## MATERIAL:
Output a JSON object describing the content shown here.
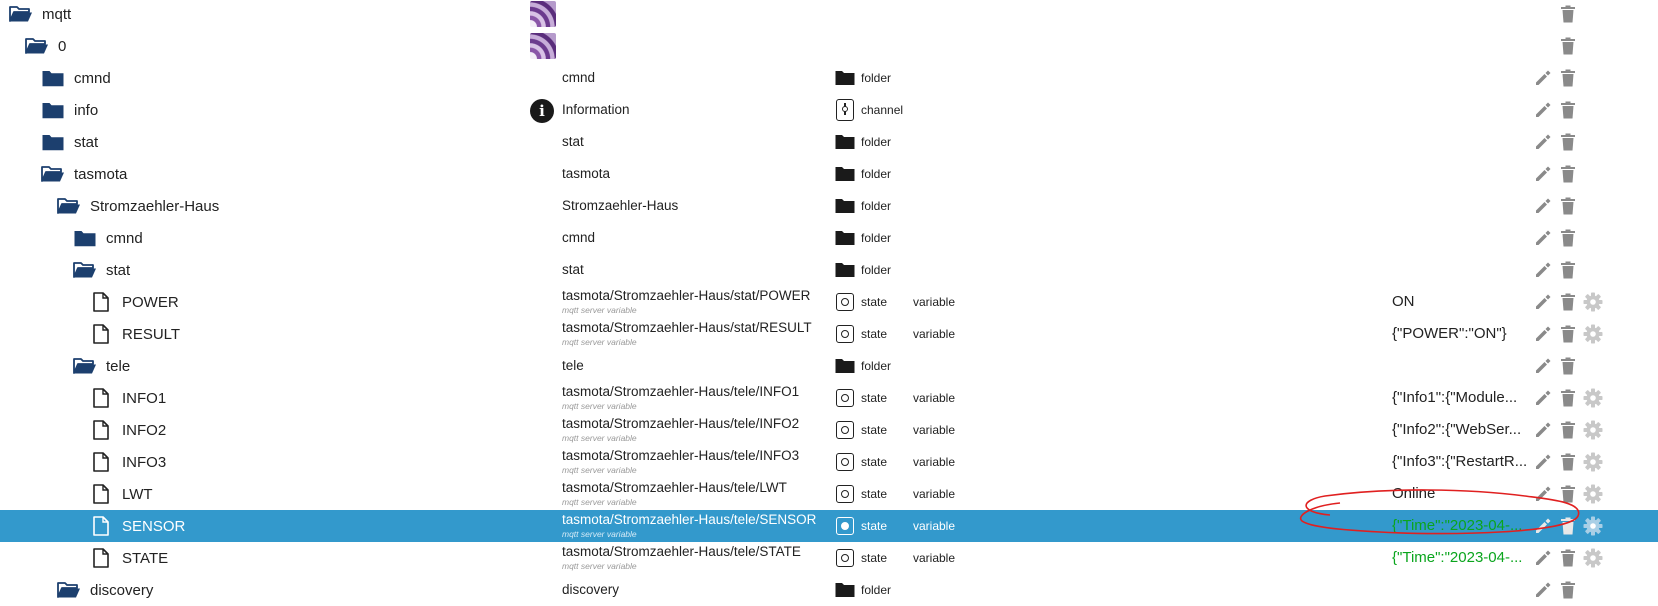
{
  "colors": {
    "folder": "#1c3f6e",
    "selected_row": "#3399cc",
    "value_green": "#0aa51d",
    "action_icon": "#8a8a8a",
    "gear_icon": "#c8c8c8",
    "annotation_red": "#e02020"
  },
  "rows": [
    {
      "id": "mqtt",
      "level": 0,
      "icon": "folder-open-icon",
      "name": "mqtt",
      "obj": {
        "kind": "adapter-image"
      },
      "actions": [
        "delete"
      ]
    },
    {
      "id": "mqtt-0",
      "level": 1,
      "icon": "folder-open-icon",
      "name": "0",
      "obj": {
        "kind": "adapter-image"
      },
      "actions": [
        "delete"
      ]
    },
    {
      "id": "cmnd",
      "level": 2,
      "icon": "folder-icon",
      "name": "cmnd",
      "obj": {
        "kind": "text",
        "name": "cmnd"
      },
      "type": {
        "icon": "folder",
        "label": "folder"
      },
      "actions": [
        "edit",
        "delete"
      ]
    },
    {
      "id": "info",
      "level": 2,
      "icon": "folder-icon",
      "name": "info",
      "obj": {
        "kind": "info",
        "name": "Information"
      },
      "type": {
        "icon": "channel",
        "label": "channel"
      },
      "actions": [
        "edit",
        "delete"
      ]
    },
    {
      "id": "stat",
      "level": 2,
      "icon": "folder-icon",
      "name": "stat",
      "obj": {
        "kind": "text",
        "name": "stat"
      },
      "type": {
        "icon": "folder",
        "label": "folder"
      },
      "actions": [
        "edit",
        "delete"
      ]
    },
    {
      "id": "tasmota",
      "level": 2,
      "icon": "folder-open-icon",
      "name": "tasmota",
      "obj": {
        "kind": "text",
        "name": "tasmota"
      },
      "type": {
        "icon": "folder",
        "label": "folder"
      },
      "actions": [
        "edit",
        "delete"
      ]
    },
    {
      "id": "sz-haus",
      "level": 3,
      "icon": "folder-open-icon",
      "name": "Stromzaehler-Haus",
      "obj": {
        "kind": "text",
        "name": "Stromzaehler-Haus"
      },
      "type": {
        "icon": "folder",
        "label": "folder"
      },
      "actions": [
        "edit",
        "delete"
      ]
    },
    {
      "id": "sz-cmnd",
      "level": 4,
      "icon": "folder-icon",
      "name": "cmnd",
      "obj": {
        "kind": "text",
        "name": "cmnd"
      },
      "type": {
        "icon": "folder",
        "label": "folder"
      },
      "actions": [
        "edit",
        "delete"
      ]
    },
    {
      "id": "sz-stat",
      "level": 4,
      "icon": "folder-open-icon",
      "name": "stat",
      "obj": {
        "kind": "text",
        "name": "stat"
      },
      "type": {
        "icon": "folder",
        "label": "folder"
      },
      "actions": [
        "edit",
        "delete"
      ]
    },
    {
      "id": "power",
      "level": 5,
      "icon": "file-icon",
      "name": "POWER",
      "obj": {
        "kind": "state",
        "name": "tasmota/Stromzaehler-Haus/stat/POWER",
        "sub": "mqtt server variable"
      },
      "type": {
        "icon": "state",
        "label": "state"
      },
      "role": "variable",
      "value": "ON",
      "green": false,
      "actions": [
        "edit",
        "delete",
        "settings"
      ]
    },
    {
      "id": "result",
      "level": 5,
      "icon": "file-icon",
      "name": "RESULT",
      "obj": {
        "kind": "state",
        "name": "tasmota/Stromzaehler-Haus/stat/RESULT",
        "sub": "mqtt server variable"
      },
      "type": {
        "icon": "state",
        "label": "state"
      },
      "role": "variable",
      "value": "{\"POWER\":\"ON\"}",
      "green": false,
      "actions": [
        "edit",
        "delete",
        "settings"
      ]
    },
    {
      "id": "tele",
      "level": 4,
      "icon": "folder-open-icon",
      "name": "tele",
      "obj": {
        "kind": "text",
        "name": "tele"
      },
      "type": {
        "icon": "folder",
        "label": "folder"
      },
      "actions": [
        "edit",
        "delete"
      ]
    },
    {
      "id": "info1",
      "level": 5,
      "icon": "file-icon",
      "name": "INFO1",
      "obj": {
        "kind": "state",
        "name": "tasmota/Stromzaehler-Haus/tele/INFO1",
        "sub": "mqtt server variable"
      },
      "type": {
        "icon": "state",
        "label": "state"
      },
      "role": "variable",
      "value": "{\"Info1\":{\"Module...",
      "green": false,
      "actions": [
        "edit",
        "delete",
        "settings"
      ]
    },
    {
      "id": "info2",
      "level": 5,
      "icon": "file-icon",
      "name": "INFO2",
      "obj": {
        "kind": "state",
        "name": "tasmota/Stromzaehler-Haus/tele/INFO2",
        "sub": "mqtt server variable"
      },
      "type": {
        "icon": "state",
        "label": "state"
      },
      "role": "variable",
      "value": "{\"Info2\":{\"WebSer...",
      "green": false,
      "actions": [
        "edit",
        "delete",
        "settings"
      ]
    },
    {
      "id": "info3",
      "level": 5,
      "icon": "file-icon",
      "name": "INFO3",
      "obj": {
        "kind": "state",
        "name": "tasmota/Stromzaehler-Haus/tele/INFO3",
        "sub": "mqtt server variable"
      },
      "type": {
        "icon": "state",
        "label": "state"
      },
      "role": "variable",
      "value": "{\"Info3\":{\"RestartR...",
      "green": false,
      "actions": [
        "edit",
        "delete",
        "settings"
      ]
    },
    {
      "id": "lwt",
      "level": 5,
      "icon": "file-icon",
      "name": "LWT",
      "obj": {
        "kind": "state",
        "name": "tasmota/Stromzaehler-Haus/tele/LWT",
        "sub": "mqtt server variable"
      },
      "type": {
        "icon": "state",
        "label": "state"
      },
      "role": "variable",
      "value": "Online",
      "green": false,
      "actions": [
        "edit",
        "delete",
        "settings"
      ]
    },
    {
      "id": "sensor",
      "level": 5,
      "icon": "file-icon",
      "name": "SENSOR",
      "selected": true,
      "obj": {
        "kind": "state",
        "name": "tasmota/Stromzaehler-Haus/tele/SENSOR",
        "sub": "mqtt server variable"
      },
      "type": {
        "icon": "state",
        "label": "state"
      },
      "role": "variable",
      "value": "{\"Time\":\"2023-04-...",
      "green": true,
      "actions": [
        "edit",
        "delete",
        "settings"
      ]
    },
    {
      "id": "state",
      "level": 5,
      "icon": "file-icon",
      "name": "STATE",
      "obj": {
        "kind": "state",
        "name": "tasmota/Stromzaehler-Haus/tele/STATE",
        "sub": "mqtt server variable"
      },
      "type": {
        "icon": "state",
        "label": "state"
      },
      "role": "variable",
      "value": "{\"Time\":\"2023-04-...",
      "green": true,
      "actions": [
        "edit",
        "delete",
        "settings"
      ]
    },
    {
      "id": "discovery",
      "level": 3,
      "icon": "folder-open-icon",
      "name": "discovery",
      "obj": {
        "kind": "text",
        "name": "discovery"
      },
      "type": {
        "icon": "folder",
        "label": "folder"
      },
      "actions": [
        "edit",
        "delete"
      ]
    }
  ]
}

## AIM OF THE EXERCISE:
Repeat each entry above word for word, leaving every picture out.

## OUTPUT:
Output a JSON object describing the content shown here.
{
  "colors": {
    "folder": "#1c3f6e",
    "selected_row": "#3399cc",
    "value_green": "#0aa51d",
    "action_icon": "#8a8a8a",
    "gear_icon": "#c8c8c8",
    "annotation_red": "#e02020"
  },
  "rows": [
    {
      "id": "mqtt",
      "level": 0,
      "icon": "folder-open-icon",
      "name": "mqtt",
      "obj": {
        "kind": "adapter-image"
      },
      "actions": [
        "delete"
      ]
    },
    {
      "id": "mqtt-0",
      "level": 1,
      "icon": "folder-open-icon",
      "name": "0",
      "obj": {
        "kind": "adapter-image"
      },
      "actions": [
        "delete"
      ]
    },
    {
      "id": "cmnd",
      "level": 2,
      "icon": "folder-icon",
      "name": "cmnd",
      "obj": {
        "kind": "text",
        "name": "cmnd"
      },
      "type": {
        "icon": "folder",
        "label": "folder"
      },
      "actions": [
        "edit",
        "delete"
      ]
    },
    {
      "id": "info",
      "level": 2,
      "icon": "folder-icon",
      "name": "info",
      "obj": {
        "kind": "info",
        "name": "Information"
      },
      "type": {
        "icon": "channel",
        "label": "channel"
      },
      "actions": [
        "edit",
        "delete"
      ]
    },
    {
      "id": "stat",
      "level": 2,
      "icon": "folder-icon",
      "name": "stat",
      "obj": {
        "kind": "text",
        "name": "stat"
      },
      "type": {
        "icon": "folder",
        "label": "folder"
      },
      "actions": [
        "edit",
        "delete"
      ]
    },
    {
      "id": "tasmota",
      "level": 2,
      "icon": "folder-open-icon",
      "name": "tasmota",
      "obj": {
        "kind": "text",
        "name": "tasmota"
      },
      "type": {
        "icon": "folder",
        "label": "folder"
      },
      "actions": [
        "edit",
        "delete"
      ]
    },
    {
      "id": "sz-haus",
      "level": 3,
      "icon": "folder-open-icon",
      "name": "Stromzaehler-Haus",
      "obj": {
        "kind": "text",
        "name": "Stromzaehler-Haus"
      },
      "type": {
        "icon": "folder",
        "label": "folder"
      },
      "actions": [
        "edit",
        "delete"
      ]
    },
    {
      "id": "sz-cmnd",
      "level": 4,
      "icon": "folder-icon",
      "name": "cmnd",
      "obj": {
        "kind": "text",
        "name": "cmnd"
      },
      "type": {
        "icon": "folder",
        "label": "folder"
      },
      "actions": [
        "edit",
        "delete"
      ]
    },
    {
      "id": "sz-stat",
      "level": 4,
      "icon": "folder-open-icon",
      "name": "stat",
      "obj": {
        "kind": "text",
        "name": "stat"
      },
      "type": {
        "icon": "folder",
        "label": "folder"
      },
      "actions": [
        "edit",
        "delete"
      ]
    },
    {
      "id": "power",
      "level": 5,
      "icon": "file-icon",
      "name": "POWER",
      "obj": {
        "kind": "state",
        "name": "tasmota/Stromzaehler-Haus/stat/POWER",
        "sub": "mqtt server variable"
      },
      "type": {
        "icon": "state",
        "label": "state"
      },
      "role": "variable",
      "value": "ON",
      "green": false,
      "actions": [
        "edit",
        "delete",
        "settings"
      ]
    },
    {
      "id": "result",
      "level": 5,
      "icon": "file-icon",
      "name": "RESULT",
      "obj": {
        "kind": "state",
        "name": "tasmota/Stromzaehler-Haus/stat/RESULT",
        "sub": "mqtt server variable"
      },
      "type": {
        "icon": "state",
        "label": "state"
      },
      "role": "variable",
      "value": "{\"POWER\":\"ON\"}",
      "green": false,
      "actions": [
        "edit",
        "delete",
        "settings"
      ]
    },
    {
      "id": "tele",
      "level": 4,
      "icon": "folder-open-icon",
      "name": "tele",
      "obj": {
        "kind": "text",
        "name": "tele"
      },
      "type": {
        "icon": "folder",
        "label": "folder"
      },
      "actions": [
        "edit",
        "delete"
      ]
    },
    {
      "id": "info1",
      "level": 5,
      "icon": "file-icon",
      "name": "INFO1",
      "obj": {
        "kind": "state",
        "name": "tasmota/Stromzaehler-Haus/tele/INFO1",
        "sub": "mqtt server variable"
      },
      "type": {
        "icon": "state",
        "label": "state"
      },
      "role": "variable",
      "value": "{\"Info1\":{\"Module...",
      "green": false,
      "actions": [
        "edit",
        "delete",
        "settings"
      ]
    },
    {
      "id": "info2",
      "level": 5,
      "icon": "file-icon",
      "name": "INFO2",
      "obj": {
        "kind": "state",
        "name": "tasmota/Stromzaehler-Haus/tele/INFO2",
        "sub": "mqtt server variable"
      },
      "type": {
        "icon": "state",
        "label": "state"
      },
      "role": "variable",
      "value": "{\"Info2\":{\"WebSer...",
      "green": false,
      "actions": [
        "edit",
        "delete",
        "settings"
      ]
    },
    {
      "id": "info3",
      "level": 5,
      "icon": "file-icon",
      "name": "INFO3",
      "obj": {
        "kind": "state",
        "name": "tasmota/Stromzaehler-Haus/tele/INFO3",
        "sub": "mqtt server variable"
      },
      "type": {
        "icon": "state",
        "label": "state"
      },
      "role": "variable",
      "value": "{\"Info3\":{\"RestartR...",
      "green": false,
      "actions": [
        "edit",
        "delete",
        "settings"
      ]
    },
    {
      "id": "lwt",
      "level": 5,
      "icon": "file-icon",
      "name": "LWT",
      "obj": {
        "kind": "state",
        "name": "tasmota/Stromzaehler-Haus/tele/LWT",
        "sub": "mqtt server variable"
      },
      "type": {
        "icon": "state",
        "label": "state"
      },
      "role": "variable",
      "value": "Online",
      "green": false,
      "actions": [
        "edit",
        "delete",
        "settings"
      ]
    },
    {
      "id": "sensor",
      "level": 5,
      "icon": "file-icon",
      "name": "SENSOR",
      "selected": true,
      "obj": {
        "kind": "state",
        "name": "tasmota/Stromzaehler-Haus/tele/SENSOR",
        "sub": "mqtt server variable"
      },
      "type": {
        "icon": "state",
        "label": "state"
      },
      "role": "variable",
      "value": "{\"Time\":\"2023-04-...",
      "green": true,
      "actions": [
        "edit",
        "delete",
        "settings"
      ]
    },
    {
      "id": "state",
      "level": 5,
      "icon": "file-icon",
      "name": "STATE",
      "obj": {
        "kind": "state",
        "name": "tasmota/Stromzaehler-Haus/tele/STATE",
        "sub": "mqtt server variable"
      },
      "type": {
        "icon": "state",
        "label": "state"
      },
      "role": "variable",
      "value": "{\"Time\":\"2023-04-...",
      "green": true,
      "actions": [
        "edit",
        "delete",
        "settings"
      ]
    },
    {
      "id": "discovery",
      "level": 3,
      "icon": "folder-open-icon",
      "name": "discovery",
      "obj": {
        "kind": "text",
        "name": "discovery"
      },
      "type": {
        "icon": "folder",
        "label": "folder"
      },
      "actions": [
        "edit",
        "delete"
      ]
    }
  ]
}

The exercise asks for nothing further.